Problem: Pictures do not belong in the copy. Return all of the entries exactly.
Begin Provided records
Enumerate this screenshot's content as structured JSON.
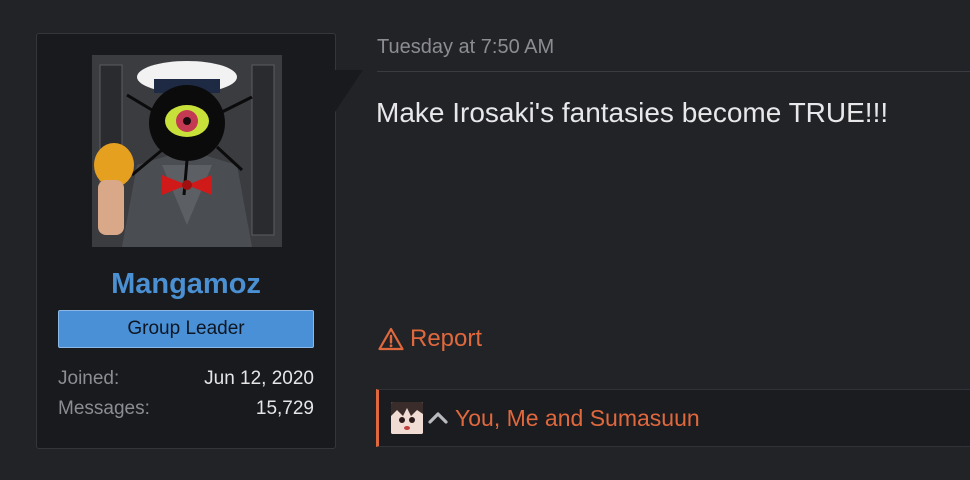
{
  "user": {
    "avatar_icon": "user-avatar",
    "username": "Mangamoz",
    "banner": "Group Leader",
    "stats": [
      {
        "label": "Joined:",
        "value": "Jun 12, 2020"
      },
      {
        "label": "Messages:",
        "value": "15,729"
      }
    ]
  },
  "message": {
    "timestamp": "Tuesday at 7:50 AM",
    "body": "Make Irosaki's fantasies become TRUE!!!",
    "report_label": "Report",
    "report_icon": "warning-triangle-icon"
  },
  "reactions": {
    "summary": "You, Me and Sumasuun",
    "reaction_icon": "chevron-up-icon",
    "avatar_icon": "reactor-avatar"
  },
  "colors": {
    "accent": "#e0683d",
    "username": "#4a90d2",
    "banner_bg": "#4a90d6",
    "page_bg": "#222327",
    "card_bg": "#191a1e"
  }
}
End Provided records
Exercise solution:
Enumerate this screenshot's content as structured JSON.
{
  "user": {
    "avatar_icon": "user-avatar",
    "username": "Mangamoz",
    "banner": "Group Leader",
    "stats": [
      {
        "label": "Joined:",
        "value": "Jun 12, 2020"
      },
      {
        "label": "Messages:",
        "value": "15,729"
      }
    ]
  },
  "message": {
    "timestamp": "Tuesday at 7:50 AM",
    "body": "Make Irosaki's fantasies become TRUE!!!",
    "report_label": "Report",
    "report_icon": "warning-triangle-icon"
  },
  "reactions": {
    "summary": "You, Me and Sumasuun",
    "reaction_icon": "chevron-up-icon",
    "avatar_icon": "reactor-avatar"
  },
  "colors": {
    "accent": "#e0683d",
    "username": "#4a90d2",
    "banner_bg": "#4a90d6",
    "page_bg": "#222327",
    "card_bg": "#191a1e"
  }
}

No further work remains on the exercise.